◆ GIVEN ENTRIES ◆
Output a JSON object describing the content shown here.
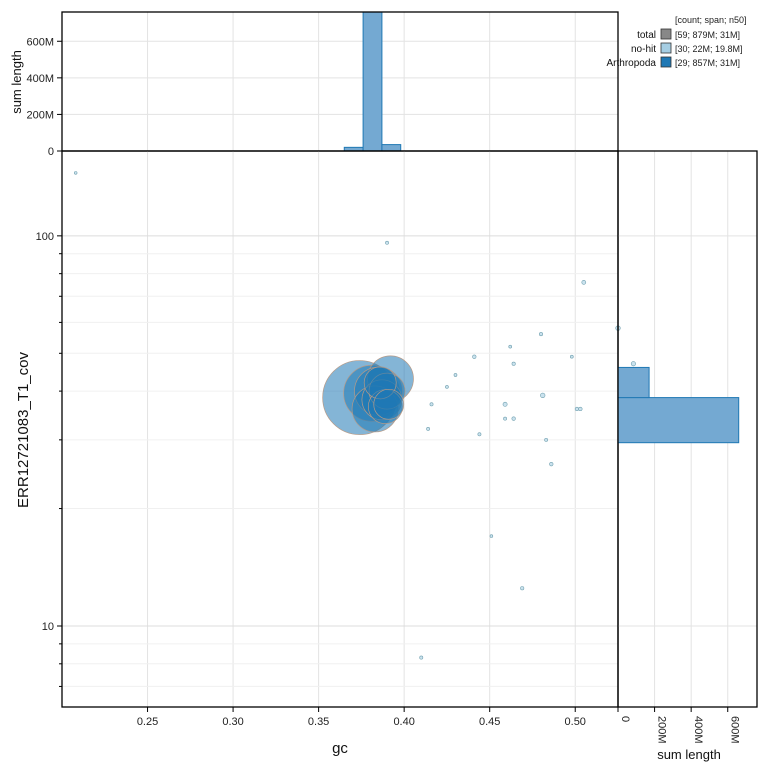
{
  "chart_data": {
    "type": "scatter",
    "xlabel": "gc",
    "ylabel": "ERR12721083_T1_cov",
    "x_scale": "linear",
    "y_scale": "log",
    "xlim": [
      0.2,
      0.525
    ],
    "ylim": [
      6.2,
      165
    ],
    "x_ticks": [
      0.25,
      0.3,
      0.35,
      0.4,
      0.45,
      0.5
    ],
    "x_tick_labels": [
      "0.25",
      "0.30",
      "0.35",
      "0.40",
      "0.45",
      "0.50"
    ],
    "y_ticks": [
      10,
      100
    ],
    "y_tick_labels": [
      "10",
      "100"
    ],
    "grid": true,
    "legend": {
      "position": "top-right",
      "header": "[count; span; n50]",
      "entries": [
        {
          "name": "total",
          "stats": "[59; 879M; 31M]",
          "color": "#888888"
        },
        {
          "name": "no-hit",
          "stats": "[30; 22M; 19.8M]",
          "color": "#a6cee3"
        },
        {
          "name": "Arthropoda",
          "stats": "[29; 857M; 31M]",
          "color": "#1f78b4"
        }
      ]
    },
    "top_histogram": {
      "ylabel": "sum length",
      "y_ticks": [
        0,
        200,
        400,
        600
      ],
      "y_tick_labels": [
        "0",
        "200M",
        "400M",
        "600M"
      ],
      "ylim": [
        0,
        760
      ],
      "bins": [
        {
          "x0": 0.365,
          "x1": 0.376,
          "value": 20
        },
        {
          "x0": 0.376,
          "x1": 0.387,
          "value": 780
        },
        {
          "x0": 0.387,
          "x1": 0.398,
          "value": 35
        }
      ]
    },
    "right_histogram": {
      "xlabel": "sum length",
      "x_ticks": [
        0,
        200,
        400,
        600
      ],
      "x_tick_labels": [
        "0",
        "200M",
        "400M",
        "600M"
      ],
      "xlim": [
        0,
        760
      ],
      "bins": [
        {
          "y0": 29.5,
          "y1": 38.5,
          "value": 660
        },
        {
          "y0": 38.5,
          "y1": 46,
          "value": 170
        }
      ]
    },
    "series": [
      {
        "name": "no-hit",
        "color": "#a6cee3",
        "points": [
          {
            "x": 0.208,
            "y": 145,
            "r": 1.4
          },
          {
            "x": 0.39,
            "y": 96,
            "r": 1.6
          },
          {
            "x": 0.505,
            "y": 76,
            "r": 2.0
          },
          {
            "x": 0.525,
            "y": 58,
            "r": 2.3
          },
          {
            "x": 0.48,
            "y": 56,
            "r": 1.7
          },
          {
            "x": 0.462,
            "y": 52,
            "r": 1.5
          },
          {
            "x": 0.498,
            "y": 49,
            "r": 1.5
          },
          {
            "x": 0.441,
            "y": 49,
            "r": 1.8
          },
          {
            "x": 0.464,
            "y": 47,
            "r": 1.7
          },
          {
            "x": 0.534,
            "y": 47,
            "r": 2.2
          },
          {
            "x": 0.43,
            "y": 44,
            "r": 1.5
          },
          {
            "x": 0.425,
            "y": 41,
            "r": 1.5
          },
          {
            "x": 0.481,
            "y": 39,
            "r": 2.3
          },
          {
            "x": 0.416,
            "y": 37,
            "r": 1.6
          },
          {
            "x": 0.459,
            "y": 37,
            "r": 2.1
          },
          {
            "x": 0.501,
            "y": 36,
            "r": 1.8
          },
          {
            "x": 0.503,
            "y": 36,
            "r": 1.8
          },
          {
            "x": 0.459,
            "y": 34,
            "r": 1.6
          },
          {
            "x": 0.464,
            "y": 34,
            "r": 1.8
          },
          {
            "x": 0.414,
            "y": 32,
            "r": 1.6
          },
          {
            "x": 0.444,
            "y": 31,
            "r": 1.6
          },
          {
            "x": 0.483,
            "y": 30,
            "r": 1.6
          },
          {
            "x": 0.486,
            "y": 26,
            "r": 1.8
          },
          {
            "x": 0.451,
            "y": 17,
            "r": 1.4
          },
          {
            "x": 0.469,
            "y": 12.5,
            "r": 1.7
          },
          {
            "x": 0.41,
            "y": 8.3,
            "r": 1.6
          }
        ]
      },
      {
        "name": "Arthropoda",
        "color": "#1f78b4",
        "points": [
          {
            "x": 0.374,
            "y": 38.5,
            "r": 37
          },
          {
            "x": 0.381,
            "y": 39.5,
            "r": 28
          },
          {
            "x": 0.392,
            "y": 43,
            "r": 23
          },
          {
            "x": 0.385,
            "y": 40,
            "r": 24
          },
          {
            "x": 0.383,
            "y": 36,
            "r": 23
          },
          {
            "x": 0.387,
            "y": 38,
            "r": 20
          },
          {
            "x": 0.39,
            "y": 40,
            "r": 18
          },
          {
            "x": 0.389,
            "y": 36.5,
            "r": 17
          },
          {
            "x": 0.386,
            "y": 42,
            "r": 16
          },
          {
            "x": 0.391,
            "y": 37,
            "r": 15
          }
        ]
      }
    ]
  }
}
...
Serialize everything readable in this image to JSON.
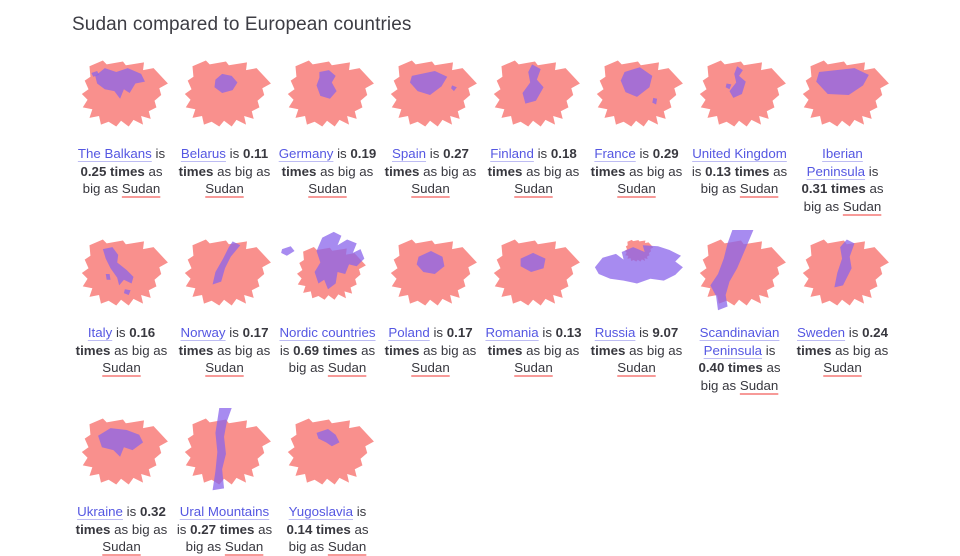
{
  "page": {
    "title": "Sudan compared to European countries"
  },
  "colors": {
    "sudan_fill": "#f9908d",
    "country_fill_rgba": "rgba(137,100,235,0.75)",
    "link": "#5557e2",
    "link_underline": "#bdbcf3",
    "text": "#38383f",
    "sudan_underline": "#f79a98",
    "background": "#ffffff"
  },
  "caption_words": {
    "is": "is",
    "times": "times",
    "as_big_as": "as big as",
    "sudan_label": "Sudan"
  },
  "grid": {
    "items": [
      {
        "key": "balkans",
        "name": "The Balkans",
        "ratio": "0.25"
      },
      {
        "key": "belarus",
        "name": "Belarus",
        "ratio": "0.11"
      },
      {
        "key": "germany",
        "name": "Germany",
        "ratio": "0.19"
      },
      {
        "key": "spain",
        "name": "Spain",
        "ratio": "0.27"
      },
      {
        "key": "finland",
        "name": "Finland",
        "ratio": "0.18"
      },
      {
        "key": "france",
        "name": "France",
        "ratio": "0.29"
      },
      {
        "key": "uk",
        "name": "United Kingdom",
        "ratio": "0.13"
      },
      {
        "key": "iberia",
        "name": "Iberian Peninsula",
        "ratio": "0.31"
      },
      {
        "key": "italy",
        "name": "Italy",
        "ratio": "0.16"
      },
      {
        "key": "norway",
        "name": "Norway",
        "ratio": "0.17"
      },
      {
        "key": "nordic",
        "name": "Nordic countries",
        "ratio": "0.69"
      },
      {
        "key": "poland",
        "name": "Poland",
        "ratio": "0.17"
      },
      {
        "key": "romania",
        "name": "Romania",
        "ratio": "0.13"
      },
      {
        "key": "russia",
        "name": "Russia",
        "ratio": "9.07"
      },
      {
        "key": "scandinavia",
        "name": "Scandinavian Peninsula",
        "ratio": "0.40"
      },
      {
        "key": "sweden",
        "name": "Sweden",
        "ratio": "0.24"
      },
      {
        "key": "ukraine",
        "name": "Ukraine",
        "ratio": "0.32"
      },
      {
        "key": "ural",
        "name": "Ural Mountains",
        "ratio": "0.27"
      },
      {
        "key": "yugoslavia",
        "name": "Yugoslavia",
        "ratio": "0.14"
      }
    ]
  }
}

◆ WHAT TO PRODUCE ◆
From the listing above, collect every line that mentions the word "ylabel".

◆ RESPONSE BELOW ◆
    "ylabel": "ERR12721083_T1_cov",
      "ylabel": "sum length",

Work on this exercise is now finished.